(Data extracted from a collection)
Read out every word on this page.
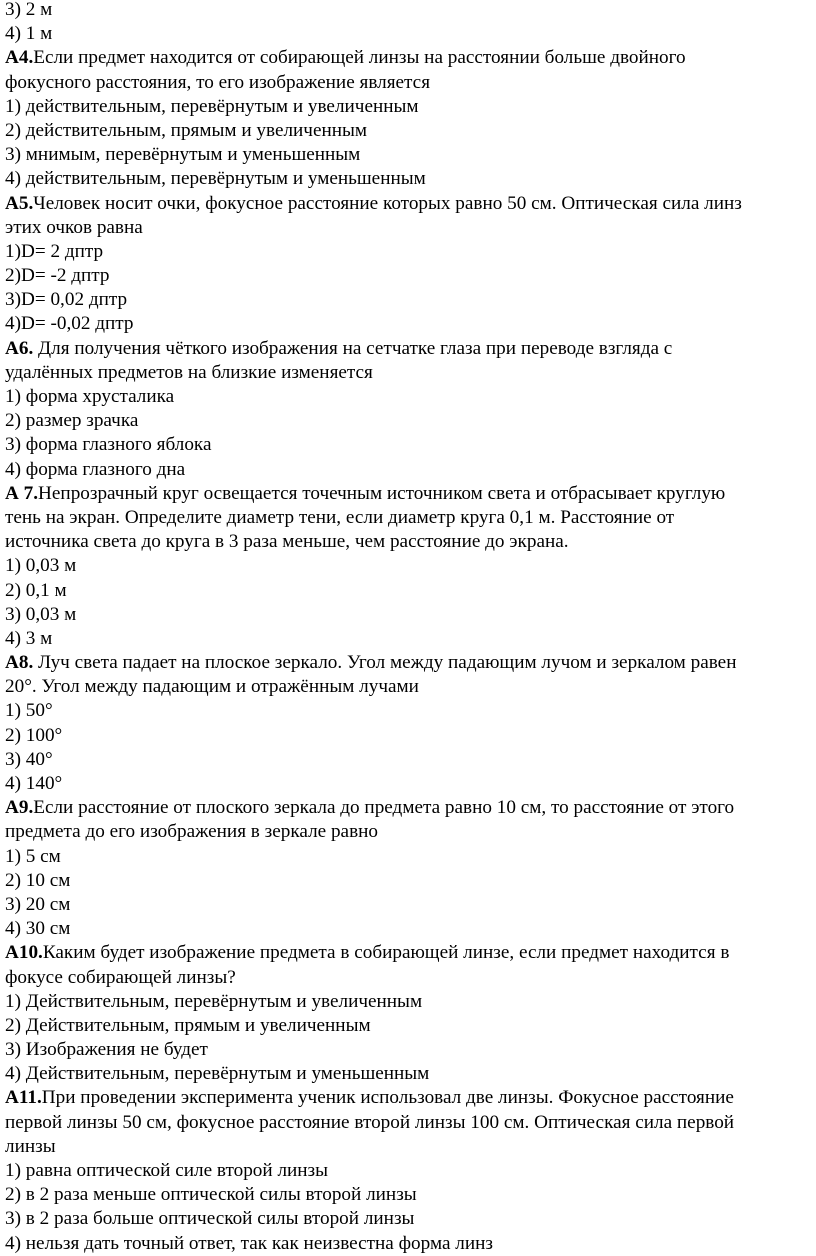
3) 2 м
4) 1 м
А4.Если предмет находится от собирающей линзы на расстоянии больше двойного
фокусного расстояния, то его изображение является
1) действительным, перевёрнутым и увеличенным
2) действительным, прямым и увеличенным
3) мнимым, перевёрнутым и уменьшенным
4) действительным, перевёрнутым и уменьшенным
А5.Человек носит очки, фокусное расстояние которых равно 50 см. Оптическая сила линз
этих очков равна
1)D= 2 дптр
2)D= -2 дптр
3)D= 0,02 дптр
4)D= -0,02 дптр
А6. Для получения чёткого изображения на сетчатке глаза при переводе взгляда с
удалённых предметов на близкие изменяется
1) форма хрусталика
2) размер зрачка
3) форма глазного яблока
4) форма глазного дна
А 7.Непрозрачный круг освещается точечным источником света и отбрасывает круглую
тень на экран. Определите диаметр тени, если диаметр круга 0,1 м. Расстояние от
источника света до круга в 3 раза меньше, чем расстояние до экрана.
1) 0,03 м
2) 0,1 м
3) 0,03 м
4) 3 м
А8. Луч света падает на плоское зеркало. Угол между падающим лучом и зеркалом равен
20°. Угол между падающим и отражённым лучами
1) 50°
2) 100°
3) 40°
4) 140°
А9.Если расстояние от плоского зеркала до предмета равно 10 см, то расстояние от этого
предмета до его изображения в зеркале равно
1) 5 см
2) 10 см
3) 20 см
4) 30 см
А10.Каким будет изображение предмета в собирающей линзе, если предмет находится в
фокусе собирающей линзы?
1) Действительным, перевёрнутым и увеличенным
2) Действительным, прямым и увеличенным
3) Изображения не будет
4) Действительным, перевёрнутым и уменьшенным
А11.При проведении эксперимента ученик использовал две линзы. Фокусное расстояние
первой линзы 50 см, фокусное расстояние второй линзы 100 см. Оптическая сила первой
линзы
1) равна оптической силе второй линзы
2) в 2 раза меньше оптической силы второй линзы
3) в 2 раза больше оптической силы второй линзы
4) нельзя дать точный ответ, так как неизвестна форма линз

◆ **Set task**: Which lines hold the word "собирающей"? Copy each of them from the records.

◆ **Answer to this task**:
А4.Если предмет находится от собирающей линзы на расстоянии больше двойного
А10.Каким будет изображение предмета в собирающей линзе, если предмет находится в
фокусе собирающей линзы?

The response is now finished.